- **TEXTAUSZUG**:

· · · · ·

Cover Habeck / PaluchLesealter 15+(Sauerländer-Verlag 2009, 159 Seiten)

Nach den ersten beiden Büchern des Ehepaares Robert Habeck und Andrea Paluch, die für mich zu den besten und verlässlichsten deutschen Jugendbuchautoren der letzten Jahre gehören, habe ich am Ende der Buchbesprechung jeweils geäußert, dass hoffentlich weitere Jugendromane der beiden folgen werden. Und das ist bisher immer auch eingetreten. Gut so … Mit „Sommergig“, einem Buch über eine Mädchenband, geht es nun in die dritte Runde, und ich bin mit hohen Erwartungen, mit viel Vorfreude und einiger Neugier ans Lesen gegangen.

Inhalt:

Tom hat einige Jahre mit seinem Vater in New York gelebt, bevor er wieder nach Deutschland zurückgekehrt ist. An seinem ersten Schultag am Gymnasium schickt ihn der Direktor in Raum 2012, doch dort erwartet ihn seltsamerweise nicht eine Klasse, sondern etwas ganz anderes: Vier Mädchen machen Musik und sind erst etwas irritiert von dem Jungen, der ihnen zuhört, dann jedoch legen sie sich ins Zeug – und fortan ist Tom bei jeder der Proben dabei.

Doch dann gibt es einige Komplikationen: Nicht weil „Penny or Dime“, wie die Mädchenband heißt, zu einem internationalen Bandwettbewerb in Dänemark mit Aussicht auf einen Plattenvertrag für die beste Band eingeladen wird, sondern weil Tom sich in Penny, die Sängerin, verliebt. Doch diese „geht“ zurzeit mit Aikal, dem Bruder von Schlagzeugerin Ilayda.

· · · · ·

- **ANGEZEIGTE INFORMATIONEN**:
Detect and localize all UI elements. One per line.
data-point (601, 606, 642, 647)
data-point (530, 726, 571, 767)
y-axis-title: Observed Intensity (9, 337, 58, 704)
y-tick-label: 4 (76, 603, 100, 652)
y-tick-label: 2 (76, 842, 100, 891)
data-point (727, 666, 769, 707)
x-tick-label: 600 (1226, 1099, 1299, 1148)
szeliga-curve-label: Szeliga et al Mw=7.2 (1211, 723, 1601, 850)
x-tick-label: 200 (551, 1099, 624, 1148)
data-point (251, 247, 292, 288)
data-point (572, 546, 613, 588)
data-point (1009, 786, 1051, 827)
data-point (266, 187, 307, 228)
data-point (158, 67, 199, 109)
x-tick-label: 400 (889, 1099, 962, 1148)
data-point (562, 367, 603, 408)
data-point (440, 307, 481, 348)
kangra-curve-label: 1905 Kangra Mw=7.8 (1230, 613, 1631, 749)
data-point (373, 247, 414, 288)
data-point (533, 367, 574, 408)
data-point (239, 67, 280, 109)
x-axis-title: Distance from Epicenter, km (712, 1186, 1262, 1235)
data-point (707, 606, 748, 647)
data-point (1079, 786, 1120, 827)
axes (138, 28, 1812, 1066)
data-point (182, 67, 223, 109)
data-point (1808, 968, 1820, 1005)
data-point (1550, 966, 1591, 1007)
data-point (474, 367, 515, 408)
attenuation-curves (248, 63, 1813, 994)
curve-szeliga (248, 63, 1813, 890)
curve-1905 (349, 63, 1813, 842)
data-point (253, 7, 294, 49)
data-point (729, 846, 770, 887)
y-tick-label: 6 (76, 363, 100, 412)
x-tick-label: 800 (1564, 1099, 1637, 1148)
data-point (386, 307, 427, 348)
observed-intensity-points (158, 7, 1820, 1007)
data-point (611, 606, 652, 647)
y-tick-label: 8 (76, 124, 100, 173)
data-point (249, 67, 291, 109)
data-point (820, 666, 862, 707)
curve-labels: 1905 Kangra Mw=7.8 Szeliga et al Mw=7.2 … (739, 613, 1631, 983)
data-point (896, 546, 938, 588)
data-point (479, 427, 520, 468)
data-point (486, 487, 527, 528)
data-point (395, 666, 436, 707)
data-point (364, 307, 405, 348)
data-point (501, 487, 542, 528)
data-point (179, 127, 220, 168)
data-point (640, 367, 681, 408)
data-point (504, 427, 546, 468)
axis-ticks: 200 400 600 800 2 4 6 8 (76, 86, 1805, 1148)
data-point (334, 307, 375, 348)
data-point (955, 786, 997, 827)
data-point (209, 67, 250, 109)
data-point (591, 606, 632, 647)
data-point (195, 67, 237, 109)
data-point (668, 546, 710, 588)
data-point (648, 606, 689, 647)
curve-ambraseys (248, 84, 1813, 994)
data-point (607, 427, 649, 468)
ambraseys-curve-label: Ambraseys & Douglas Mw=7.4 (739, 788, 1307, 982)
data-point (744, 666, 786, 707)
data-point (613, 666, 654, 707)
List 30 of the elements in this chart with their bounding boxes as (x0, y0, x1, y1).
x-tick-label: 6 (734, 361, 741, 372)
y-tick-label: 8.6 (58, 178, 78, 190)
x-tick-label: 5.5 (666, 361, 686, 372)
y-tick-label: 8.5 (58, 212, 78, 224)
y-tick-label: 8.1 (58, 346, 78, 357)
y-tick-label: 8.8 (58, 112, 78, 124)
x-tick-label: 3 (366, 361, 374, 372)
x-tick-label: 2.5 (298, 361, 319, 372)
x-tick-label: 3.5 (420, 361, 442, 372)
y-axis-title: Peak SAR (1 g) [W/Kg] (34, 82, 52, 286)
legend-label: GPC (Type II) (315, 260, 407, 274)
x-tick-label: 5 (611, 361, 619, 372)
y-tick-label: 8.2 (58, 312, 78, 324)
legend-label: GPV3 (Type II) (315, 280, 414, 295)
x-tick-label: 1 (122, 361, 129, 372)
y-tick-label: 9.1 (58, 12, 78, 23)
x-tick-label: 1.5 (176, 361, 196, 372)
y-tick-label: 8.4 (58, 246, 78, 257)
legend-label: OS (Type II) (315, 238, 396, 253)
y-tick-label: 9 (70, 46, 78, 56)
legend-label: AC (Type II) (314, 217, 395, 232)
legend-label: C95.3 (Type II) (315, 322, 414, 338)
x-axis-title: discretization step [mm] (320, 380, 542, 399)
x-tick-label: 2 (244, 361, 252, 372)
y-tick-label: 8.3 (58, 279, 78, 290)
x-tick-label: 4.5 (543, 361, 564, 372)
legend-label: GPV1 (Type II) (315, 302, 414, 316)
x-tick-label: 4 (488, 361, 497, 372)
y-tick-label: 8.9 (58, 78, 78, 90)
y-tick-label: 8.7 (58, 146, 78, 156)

· · · · ·

- **SCHRIFTLICHER AUFTRAG 1**:
Gib den Abschnitt der Buchbesprechung von „Nach den ersten“ bis „ans Lesen gegangen.“ wortgetreu wieder.
- **SCHRIFTLICHER AUFTRAG 2**:
Laut der Buchbesprechung: In welchen Raum schickt der Direktor Tom an seinem ersten Schultag?
Die Zeilen spielen hierfür keine Rolle.

- **LÖSUNG 1**:
Nach den ersten beiden Büchern des Ehepaares Robert Habeck und Andrea Paluch, die für mich zu den besten und verlässlichsten deutschen Jugendbuchautoren der letzten Jahre gehören, habe ich am Ende der Buchbesprechung jeweils geäußert, dass hoffentlich weitere Jugendromane der beiden folgen werden. Und das ist bisher immer auch eingetreten. Gut so … Mit „Sommergig“, einem Buch über eine Mädchenband, geht es nun in die dritte Runde, und ich bin mit hohen Erwartungen, mit viel Vorfreude und einiger Neugier ans Lesen gegangen.

- **LÖSUNG 2**:
In Raum 2012.